** start Data shown **

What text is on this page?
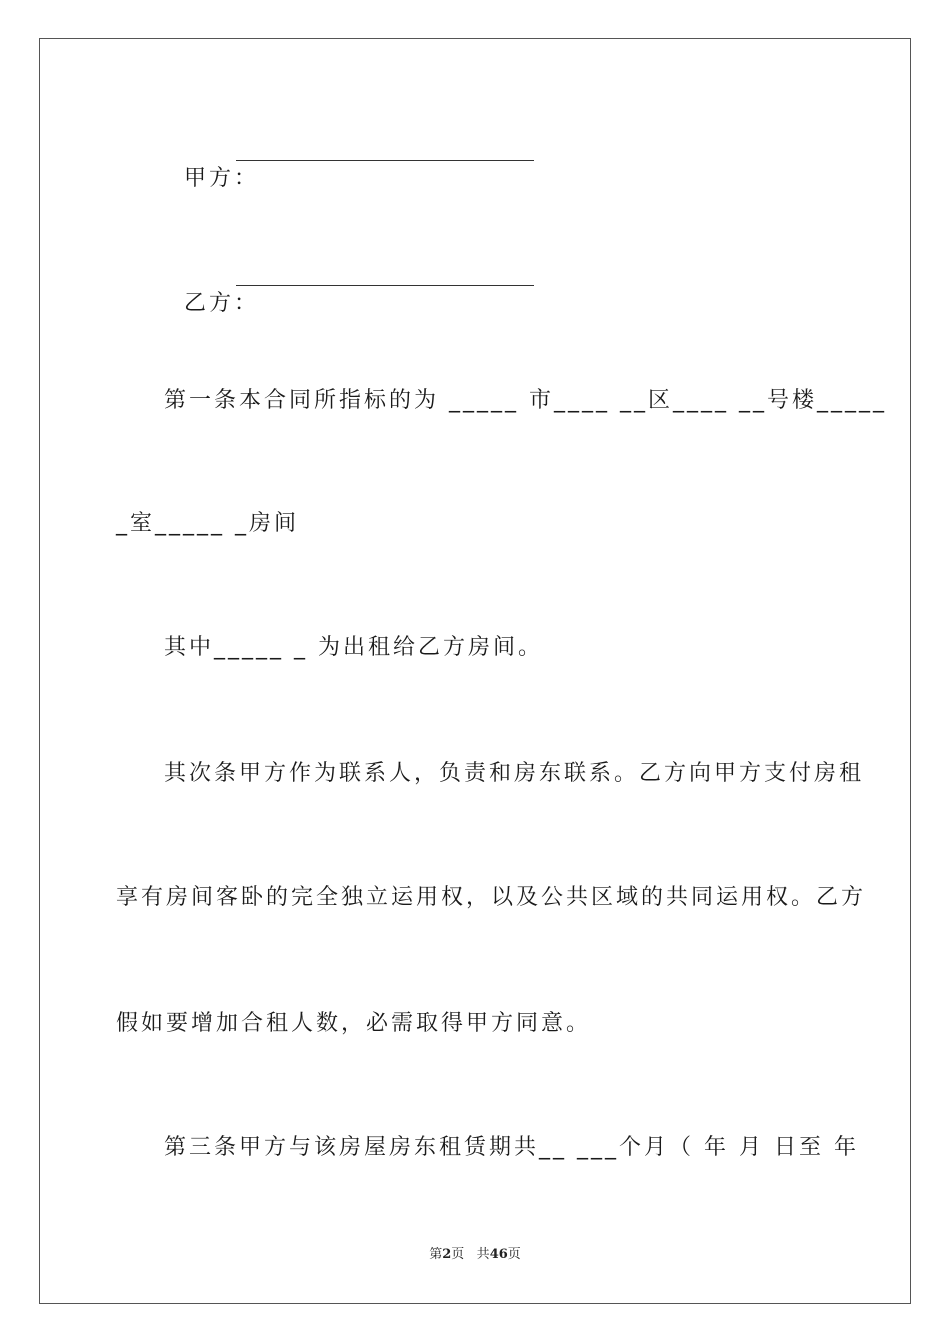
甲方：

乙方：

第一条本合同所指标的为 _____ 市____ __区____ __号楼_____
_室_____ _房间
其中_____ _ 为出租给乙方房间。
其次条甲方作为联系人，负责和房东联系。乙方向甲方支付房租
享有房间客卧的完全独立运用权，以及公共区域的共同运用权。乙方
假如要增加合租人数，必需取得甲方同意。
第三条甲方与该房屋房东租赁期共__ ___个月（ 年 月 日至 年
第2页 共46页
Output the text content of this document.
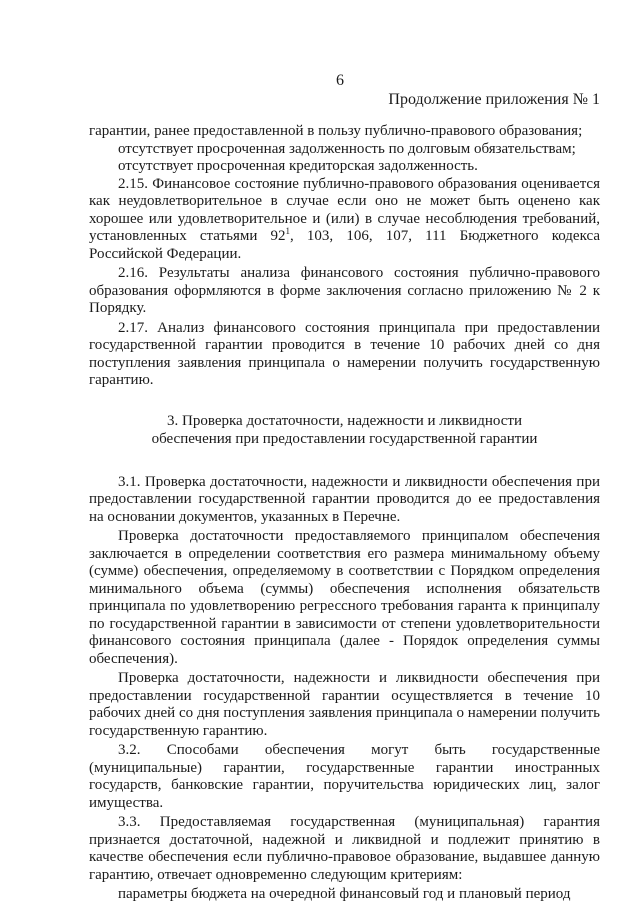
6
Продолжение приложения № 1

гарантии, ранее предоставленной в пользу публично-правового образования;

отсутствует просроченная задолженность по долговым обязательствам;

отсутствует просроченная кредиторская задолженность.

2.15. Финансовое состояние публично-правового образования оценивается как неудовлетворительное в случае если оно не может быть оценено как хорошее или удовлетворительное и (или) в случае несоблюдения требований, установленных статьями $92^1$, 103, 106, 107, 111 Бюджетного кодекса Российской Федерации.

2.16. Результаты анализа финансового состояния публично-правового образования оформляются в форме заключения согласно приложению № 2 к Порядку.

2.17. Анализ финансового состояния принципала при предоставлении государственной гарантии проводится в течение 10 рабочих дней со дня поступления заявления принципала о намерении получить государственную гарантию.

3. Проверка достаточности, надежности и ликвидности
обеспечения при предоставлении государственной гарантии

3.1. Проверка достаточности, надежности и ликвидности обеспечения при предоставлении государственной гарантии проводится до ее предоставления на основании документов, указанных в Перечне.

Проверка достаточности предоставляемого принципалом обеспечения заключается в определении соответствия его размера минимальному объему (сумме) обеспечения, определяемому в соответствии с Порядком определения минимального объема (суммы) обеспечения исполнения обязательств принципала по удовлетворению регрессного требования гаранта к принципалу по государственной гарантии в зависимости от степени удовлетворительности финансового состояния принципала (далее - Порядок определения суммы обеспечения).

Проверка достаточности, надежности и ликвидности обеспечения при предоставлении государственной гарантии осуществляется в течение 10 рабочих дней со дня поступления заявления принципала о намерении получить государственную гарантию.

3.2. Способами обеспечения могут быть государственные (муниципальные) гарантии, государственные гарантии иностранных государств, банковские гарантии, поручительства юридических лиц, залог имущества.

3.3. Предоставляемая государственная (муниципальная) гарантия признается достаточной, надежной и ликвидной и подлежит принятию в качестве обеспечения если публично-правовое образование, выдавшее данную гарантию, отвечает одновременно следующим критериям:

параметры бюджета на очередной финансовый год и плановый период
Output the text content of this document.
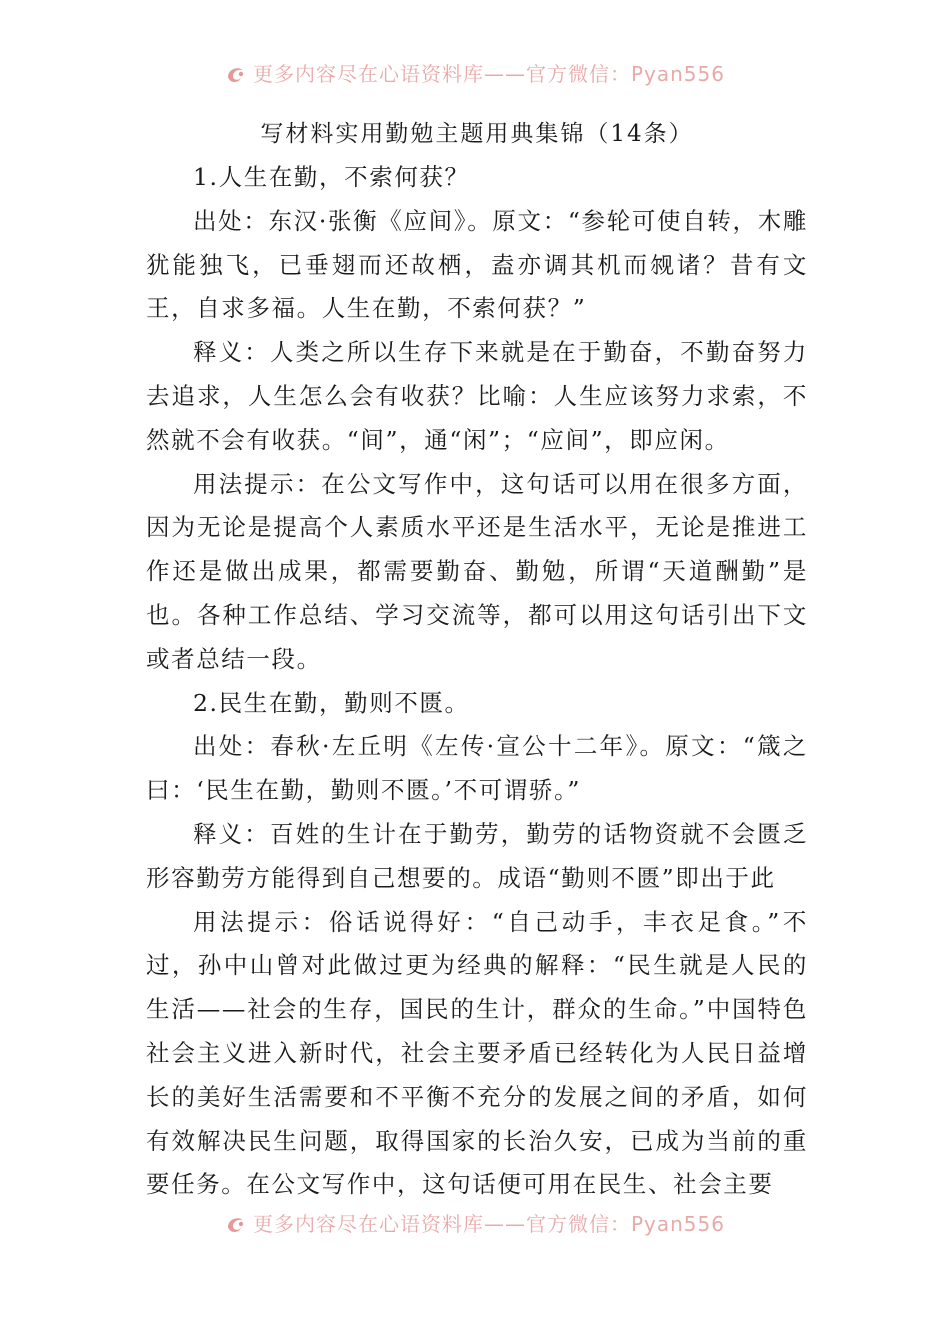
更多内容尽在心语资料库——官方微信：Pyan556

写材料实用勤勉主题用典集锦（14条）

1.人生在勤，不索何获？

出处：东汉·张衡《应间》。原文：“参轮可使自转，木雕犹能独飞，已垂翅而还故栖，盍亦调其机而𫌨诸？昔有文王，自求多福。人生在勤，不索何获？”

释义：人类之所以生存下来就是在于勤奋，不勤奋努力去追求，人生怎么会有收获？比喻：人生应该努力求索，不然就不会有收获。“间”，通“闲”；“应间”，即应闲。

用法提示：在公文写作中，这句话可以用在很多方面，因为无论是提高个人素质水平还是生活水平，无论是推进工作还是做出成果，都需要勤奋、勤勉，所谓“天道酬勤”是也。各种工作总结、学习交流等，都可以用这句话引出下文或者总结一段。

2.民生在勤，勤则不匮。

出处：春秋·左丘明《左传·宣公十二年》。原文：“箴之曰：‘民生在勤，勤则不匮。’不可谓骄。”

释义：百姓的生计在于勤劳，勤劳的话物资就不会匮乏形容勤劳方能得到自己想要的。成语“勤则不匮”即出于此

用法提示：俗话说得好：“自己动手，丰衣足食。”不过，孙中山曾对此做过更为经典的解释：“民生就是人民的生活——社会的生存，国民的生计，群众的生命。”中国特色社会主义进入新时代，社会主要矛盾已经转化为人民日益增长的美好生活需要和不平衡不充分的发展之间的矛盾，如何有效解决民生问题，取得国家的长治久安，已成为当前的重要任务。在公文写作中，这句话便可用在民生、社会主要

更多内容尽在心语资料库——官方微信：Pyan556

** end Data shown **

▶ Stated goal:
From the data above, copy each line that holds "проводится".

▶ Output for this task:
2.17. Анализ финансового состояния принципала при предоставлении государственной гарантии проводится в течение 10 рабочих дней со дня поступления заявления принципала о намерении получить государственную гарантию.
3.1. Проверка достаточности, надежности и ликвидности обеспечения при предоставлении государственной гарантии проводится до ее предоставления на основании документов, указанных в Перечне.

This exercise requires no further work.